▶ _INSTRUCTION_
Search the material below for the word "использовании". Copy every line that has it.

[Some records]
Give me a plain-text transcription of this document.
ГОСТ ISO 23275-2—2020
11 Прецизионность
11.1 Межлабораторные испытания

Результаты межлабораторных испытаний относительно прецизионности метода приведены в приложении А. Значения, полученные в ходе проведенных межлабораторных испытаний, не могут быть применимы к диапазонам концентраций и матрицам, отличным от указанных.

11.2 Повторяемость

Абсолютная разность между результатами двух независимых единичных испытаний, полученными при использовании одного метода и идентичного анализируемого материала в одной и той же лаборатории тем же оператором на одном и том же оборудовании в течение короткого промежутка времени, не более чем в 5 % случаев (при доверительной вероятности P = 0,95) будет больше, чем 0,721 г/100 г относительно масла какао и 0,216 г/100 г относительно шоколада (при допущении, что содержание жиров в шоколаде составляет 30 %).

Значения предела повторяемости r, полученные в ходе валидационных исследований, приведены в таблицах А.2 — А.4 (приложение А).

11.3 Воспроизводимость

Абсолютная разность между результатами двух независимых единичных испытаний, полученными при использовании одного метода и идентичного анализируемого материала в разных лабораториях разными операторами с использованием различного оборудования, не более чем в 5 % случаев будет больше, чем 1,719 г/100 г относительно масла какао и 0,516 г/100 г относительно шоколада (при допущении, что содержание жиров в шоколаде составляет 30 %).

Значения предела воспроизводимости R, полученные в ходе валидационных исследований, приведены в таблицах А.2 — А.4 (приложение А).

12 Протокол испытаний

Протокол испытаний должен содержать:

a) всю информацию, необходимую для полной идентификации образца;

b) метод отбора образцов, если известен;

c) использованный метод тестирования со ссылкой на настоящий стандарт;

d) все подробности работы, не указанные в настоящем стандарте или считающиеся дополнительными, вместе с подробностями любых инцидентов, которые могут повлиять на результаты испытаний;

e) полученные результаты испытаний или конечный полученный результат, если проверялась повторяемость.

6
--
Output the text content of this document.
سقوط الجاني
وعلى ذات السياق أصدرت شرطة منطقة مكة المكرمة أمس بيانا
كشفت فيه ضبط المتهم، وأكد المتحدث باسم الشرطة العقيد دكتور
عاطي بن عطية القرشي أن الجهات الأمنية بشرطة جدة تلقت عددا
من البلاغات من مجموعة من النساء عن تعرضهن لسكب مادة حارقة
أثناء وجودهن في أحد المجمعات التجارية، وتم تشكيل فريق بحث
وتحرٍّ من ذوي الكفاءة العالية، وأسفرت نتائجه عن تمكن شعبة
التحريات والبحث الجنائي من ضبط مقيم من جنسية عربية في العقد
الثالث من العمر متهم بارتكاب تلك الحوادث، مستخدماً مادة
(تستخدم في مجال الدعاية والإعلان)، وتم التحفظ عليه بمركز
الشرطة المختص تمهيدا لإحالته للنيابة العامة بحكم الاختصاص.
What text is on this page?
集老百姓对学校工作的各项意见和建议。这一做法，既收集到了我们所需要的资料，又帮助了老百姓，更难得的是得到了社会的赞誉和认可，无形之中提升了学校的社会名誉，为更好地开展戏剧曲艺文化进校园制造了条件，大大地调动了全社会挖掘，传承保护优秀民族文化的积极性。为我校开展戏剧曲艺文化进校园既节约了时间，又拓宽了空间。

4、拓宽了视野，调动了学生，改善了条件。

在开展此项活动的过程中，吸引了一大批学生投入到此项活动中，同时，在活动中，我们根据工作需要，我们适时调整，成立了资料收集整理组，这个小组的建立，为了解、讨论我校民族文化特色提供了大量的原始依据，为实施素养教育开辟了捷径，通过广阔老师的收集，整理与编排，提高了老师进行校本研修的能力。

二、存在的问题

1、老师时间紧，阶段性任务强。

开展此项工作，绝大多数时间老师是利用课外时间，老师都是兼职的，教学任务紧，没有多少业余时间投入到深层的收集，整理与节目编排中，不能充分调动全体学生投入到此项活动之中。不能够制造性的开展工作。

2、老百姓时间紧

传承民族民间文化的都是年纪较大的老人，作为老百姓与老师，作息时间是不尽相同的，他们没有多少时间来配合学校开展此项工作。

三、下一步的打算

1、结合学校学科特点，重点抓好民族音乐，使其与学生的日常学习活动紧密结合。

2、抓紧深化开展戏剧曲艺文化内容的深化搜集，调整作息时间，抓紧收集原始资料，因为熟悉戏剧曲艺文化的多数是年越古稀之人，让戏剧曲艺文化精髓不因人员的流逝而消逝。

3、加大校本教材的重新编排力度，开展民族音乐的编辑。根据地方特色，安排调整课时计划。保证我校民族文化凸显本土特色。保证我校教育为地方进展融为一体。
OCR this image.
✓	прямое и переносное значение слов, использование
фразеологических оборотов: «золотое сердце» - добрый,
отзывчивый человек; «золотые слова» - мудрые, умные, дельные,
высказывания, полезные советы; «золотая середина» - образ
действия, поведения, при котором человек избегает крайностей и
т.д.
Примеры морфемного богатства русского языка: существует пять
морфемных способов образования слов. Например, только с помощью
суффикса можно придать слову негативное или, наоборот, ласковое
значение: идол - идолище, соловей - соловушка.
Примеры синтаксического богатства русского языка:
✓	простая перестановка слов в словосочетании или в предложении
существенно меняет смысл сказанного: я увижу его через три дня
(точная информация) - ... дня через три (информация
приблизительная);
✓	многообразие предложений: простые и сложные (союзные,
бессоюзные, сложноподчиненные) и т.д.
---
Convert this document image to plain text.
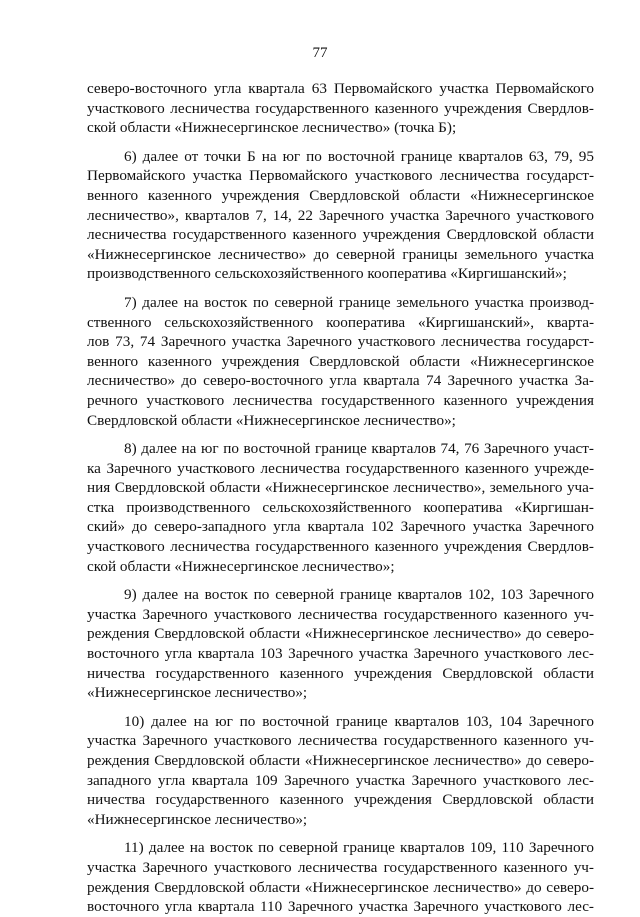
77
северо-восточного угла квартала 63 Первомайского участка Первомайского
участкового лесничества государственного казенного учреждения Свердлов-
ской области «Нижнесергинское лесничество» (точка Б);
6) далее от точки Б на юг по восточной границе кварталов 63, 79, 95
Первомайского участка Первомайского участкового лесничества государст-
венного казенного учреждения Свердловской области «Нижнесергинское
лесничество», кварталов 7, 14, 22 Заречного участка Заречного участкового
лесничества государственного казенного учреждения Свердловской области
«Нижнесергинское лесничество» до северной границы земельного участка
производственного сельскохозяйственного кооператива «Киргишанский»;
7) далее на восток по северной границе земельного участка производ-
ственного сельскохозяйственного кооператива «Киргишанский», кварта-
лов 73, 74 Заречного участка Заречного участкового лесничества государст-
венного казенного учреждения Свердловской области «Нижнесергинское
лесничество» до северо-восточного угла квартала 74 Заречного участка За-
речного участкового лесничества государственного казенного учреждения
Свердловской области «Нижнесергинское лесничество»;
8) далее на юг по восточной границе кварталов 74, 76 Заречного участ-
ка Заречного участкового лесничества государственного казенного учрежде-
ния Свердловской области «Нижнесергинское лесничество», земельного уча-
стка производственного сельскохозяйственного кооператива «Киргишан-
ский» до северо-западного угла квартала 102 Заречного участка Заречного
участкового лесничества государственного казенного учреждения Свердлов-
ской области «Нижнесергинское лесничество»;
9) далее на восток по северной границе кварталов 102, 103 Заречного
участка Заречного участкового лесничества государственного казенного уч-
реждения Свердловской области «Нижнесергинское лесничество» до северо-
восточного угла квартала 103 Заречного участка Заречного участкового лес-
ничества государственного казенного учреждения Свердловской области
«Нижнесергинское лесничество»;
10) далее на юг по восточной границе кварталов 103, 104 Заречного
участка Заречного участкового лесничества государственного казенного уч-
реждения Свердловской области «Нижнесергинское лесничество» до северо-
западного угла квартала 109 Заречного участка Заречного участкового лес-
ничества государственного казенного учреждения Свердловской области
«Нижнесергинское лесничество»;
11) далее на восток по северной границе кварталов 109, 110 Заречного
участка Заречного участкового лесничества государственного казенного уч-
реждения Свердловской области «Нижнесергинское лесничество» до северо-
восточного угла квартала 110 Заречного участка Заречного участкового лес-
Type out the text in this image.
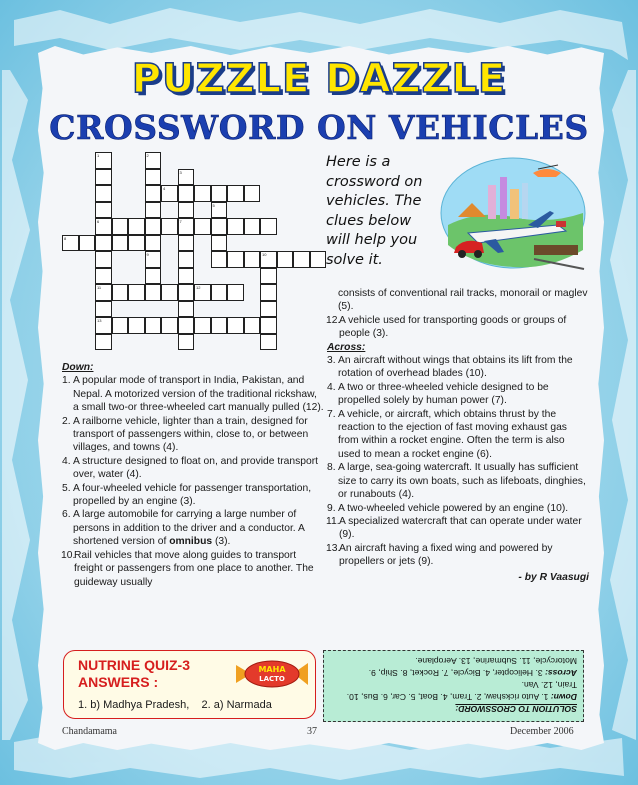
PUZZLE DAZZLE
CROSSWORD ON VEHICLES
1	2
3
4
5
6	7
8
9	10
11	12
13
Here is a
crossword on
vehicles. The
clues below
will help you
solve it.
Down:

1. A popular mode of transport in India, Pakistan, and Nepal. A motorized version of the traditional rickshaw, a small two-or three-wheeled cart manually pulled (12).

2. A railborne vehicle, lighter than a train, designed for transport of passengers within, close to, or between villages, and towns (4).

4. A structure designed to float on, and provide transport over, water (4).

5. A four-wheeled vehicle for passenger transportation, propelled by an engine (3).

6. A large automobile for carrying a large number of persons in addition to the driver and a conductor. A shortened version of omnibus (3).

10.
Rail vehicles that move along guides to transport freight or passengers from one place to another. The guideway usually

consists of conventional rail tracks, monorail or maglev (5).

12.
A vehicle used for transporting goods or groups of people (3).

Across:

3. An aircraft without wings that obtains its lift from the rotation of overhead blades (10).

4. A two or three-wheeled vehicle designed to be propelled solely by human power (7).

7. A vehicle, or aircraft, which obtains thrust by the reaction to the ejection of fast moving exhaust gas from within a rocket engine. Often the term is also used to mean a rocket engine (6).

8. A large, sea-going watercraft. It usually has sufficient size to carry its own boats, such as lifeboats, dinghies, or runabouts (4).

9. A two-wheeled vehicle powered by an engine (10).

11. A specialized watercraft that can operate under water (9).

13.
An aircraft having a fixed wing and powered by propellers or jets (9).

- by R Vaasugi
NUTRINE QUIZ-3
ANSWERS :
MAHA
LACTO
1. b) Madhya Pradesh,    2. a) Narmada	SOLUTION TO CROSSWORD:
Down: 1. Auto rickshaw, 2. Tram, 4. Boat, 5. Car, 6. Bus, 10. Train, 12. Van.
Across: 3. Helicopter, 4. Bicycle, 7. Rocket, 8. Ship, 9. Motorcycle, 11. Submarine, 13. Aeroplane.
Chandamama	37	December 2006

▶ _RESPONSE TO THE EXERCISE_
Абсолютная разность между результатами двух независимых единичных испытаний, полученными при использовании одного метода и идентичного анализируемого материала в одной и той же лаборатории тем же оператором на одном и том же оборудовании в течение короткого промежутка времени, не более чем в 5 % случаев (при доверительной вероятности P = 0,95) будет больше, чем 0,721 г/100 г относительно масла какао и 0,216 г/100 г относительно шоколада (при допущении, что содержание жиров в шоколаде составляет 30 %).
Абсолютная разность между результатами двух независимых единичных испытаний, полученными при использовании одного метода и идентичного анализируемого материала в разных лабораториях разными операторами с использованием различного оборудования, не более чем в 5 % случаев будет больше, чем 1,719 г/100 г относительно масла какао и 0,516 г/100 г относительно шоколада (при допущении, что содержание жиров в шоколаде составляет 30 %).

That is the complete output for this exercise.